▶ **Aim of the exercise**: Check each line of the material below for "lorsqu", then copy the ones that contain it.

▶ **Input records**:
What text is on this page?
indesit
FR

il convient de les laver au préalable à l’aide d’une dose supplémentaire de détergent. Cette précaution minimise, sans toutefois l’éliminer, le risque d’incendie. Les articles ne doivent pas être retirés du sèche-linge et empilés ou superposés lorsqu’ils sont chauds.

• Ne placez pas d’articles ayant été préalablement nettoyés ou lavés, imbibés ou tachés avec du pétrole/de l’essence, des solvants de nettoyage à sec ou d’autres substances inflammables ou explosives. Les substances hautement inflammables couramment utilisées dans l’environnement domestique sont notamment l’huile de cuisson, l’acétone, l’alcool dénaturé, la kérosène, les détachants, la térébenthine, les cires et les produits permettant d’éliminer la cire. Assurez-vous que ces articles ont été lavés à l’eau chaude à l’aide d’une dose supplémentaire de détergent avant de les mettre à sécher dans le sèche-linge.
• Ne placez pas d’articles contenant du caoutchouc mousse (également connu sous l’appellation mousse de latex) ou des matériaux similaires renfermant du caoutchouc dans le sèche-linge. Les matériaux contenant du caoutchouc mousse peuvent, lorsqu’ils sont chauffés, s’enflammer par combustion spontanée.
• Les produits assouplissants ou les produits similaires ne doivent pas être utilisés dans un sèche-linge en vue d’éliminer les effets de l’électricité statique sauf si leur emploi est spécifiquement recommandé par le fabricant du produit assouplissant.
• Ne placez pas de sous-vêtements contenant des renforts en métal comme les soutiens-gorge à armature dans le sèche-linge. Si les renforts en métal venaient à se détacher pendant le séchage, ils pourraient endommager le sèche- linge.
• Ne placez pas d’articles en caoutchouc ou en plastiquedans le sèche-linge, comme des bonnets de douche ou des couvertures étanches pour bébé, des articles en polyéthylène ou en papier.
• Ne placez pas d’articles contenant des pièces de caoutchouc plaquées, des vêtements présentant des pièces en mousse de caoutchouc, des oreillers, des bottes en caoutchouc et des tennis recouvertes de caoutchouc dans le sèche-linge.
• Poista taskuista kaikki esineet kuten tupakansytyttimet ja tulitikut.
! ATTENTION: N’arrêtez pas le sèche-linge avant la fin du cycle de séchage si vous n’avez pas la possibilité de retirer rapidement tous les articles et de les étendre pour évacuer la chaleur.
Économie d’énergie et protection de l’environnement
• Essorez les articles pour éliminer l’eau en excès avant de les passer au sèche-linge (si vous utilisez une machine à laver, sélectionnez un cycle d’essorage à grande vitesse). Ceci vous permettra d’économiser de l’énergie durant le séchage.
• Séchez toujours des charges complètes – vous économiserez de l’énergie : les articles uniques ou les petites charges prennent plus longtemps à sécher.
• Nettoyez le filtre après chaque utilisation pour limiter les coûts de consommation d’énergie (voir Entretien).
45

▶ **Exercise response**:
il convient de les laver au préalable à l’aide d’une dose supplémentaire de détergent. Cette précaution minimise, sans toutefois l’éliminer, le risque d’incendie. Les articles ne doivent pas être retirés du sèche-linge et empilés ou superposés lorsqu’ils sont chauds.
• Ne placez pas d’articles contenant du caoutchouc mousse (également connu sous l’appellation mousse de latex) ou des matériaux similaires renfermant du caoutchouc dans le sèche-linge. Les matériaux contenant du caoutchouc mousse peuvent, lorsqu’ils sont chauffés, s’enflammer par combustion spontanée.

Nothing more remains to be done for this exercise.